• _Page text_:

>>>

From the Editors: Good government starts with accountability — even for Shapiro

“Good government is good politics,” Governor Josh Shapiro said to the New York Times in a 2018 interview

He was speaking with reporters there about his decision to unseal a grand jury report detailing years of horrific abuse by Catholic priests. Earlier, speaking at a news conference about the report, Shapiro said that the local dioceses “protected their institution at all costs. As the grand jury found, the church showed a complete disdain for victims.”

The then-Attorney General’s words struck a tone with Pennsylvanians, and bringing justice to those abused victims contributed to Shapiro’s upward trajectory in Pennsylvania politics. 

Shapiro’s office was similarly hard-charging in other abuse cases, where influential institutions in the commonwealth covered for the powerful at the expense of their victims. 

Again, speaking with the Times, but on the Penn State – Jerry Sandusky scandal, he said “We go after these kinds of cover-ups and abuse wherever we find it.”

Wherever we find it.

Well, almost.

In 2023, Mike Vereb — a member of Governor Josh Shapiro’s cabinet and a longtime ally of the governor — was forced to resign after a sexual harassment scandal. Only while he was in the mix to possibly be the vice-presidential candidate for Kamala Harris did Shapiro say he had no early knowledge of the incidents, and the mainstream press has not questioned him on this. 

In the time since Shapiro smoothed things over with female Democrats in Harrisburg, Broad + Liberty has been working to nail down the details of the investigation the administration allegedly conducted into Vereb. Our premise was very simple: when faced with charges of abuse in his own ranks, would he — his words —  go after these kinds of cover-ups and abuses? Or would he protect the powerful and the institution they serve at the expense of the victim? When it was his turn to deal with abuse and institutional protection in his own domain, how did this governor respond? To be overly generous, the responses from his office have not built our confidence in the governor’s claims.

<<<

• _Dataset_:
>>>

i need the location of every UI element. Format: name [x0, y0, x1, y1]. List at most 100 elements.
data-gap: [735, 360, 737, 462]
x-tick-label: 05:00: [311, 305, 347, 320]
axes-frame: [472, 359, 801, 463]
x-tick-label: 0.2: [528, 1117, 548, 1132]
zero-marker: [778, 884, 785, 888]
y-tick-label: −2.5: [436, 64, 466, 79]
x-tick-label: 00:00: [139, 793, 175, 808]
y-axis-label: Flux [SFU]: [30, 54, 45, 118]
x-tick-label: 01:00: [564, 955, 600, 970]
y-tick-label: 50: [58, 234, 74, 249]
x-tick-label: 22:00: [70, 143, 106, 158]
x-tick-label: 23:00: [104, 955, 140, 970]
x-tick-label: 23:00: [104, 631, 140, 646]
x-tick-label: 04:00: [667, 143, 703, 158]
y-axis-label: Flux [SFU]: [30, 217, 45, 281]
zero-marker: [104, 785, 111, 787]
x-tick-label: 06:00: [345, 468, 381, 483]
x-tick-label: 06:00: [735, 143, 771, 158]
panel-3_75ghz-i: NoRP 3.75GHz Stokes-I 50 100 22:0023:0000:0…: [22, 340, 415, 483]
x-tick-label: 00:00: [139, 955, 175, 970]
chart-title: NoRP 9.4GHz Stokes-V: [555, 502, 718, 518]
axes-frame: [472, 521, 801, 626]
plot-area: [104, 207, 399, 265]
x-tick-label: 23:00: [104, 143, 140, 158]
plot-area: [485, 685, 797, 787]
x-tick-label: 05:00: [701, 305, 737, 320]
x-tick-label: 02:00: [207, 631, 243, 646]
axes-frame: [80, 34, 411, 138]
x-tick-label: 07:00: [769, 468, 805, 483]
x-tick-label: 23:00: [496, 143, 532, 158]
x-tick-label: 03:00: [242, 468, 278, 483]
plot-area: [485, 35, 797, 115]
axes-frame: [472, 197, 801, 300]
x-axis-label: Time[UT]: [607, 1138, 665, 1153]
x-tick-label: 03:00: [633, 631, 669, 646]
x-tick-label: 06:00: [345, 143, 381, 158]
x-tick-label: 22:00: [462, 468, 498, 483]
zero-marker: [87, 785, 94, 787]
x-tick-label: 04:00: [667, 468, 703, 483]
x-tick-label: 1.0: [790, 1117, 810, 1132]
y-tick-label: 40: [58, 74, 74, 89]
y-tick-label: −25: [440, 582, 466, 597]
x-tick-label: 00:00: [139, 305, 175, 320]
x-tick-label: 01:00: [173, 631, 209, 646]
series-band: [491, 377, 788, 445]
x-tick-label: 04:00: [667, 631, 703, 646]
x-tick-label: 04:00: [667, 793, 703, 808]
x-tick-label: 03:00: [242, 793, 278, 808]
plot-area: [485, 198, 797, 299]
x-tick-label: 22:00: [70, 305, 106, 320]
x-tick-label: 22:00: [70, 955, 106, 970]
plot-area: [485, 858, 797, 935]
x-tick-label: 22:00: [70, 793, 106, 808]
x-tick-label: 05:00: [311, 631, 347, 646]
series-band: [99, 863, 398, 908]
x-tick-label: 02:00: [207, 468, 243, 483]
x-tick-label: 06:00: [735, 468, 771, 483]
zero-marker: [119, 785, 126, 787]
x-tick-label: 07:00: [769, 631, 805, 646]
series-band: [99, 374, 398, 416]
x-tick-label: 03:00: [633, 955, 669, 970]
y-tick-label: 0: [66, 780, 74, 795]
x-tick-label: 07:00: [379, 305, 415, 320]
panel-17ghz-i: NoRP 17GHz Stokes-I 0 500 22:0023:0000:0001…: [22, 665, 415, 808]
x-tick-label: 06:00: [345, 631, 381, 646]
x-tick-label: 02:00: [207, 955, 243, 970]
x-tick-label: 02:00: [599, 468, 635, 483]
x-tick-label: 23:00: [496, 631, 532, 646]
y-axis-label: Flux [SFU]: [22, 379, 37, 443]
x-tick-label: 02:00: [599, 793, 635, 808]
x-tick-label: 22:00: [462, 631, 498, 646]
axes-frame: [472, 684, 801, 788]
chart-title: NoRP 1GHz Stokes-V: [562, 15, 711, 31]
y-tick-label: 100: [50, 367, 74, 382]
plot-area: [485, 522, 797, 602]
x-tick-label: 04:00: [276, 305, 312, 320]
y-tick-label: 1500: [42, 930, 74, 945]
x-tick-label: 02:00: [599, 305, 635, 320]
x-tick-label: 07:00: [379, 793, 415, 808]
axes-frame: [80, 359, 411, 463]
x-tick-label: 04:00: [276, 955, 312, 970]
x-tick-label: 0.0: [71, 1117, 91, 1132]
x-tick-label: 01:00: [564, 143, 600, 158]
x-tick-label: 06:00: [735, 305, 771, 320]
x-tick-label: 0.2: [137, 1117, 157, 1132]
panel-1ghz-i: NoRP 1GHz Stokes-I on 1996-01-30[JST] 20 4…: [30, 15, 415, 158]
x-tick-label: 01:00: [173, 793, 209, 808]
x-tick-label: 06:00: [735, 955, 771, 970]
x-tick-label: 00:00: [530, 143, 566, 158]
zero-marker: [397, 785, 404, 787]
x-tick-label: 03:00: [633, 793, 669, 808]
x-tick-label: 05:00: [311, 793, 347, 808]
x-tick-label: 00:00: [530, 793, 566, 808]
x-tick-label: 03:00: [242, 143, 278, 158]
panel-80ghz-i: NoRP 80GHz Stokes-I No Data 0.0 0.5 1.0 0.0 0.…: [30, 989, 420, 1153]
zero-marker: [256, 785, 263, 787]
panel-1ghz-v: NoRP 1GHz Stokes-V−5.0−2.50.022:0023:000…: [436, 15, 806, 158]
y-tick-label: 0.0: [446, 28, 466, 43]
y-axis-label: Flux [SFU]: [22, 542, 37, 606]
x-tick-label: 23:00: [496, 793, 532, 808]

<<<

• _Exercise_:
Copy out the passage of the Shapiro accountability editorial that begins with the words containing "In the time" and ends with "the governor’s claims.". The material comes from a different source than the editorial.

• _Written response_:
In the time since Shapiro smoothed things over with female Democrats in Harrisburg, Broad + Liberty has been working to nail down the details of the investigation the administration allegedly conducted into Vereb. Our premise was very simple: when faced with charges of abuse in his own ranks, would he — his words —  go after these kinds of cover-ups and abuses? Or would he protect the powerful and the institution they serve at the expense of the victim? When it was his turn to deal with abuse and institutional protection in his own domain, how did this governor respond? To be overly generous, the responses from his office have not built our confidence in the governor’s claims.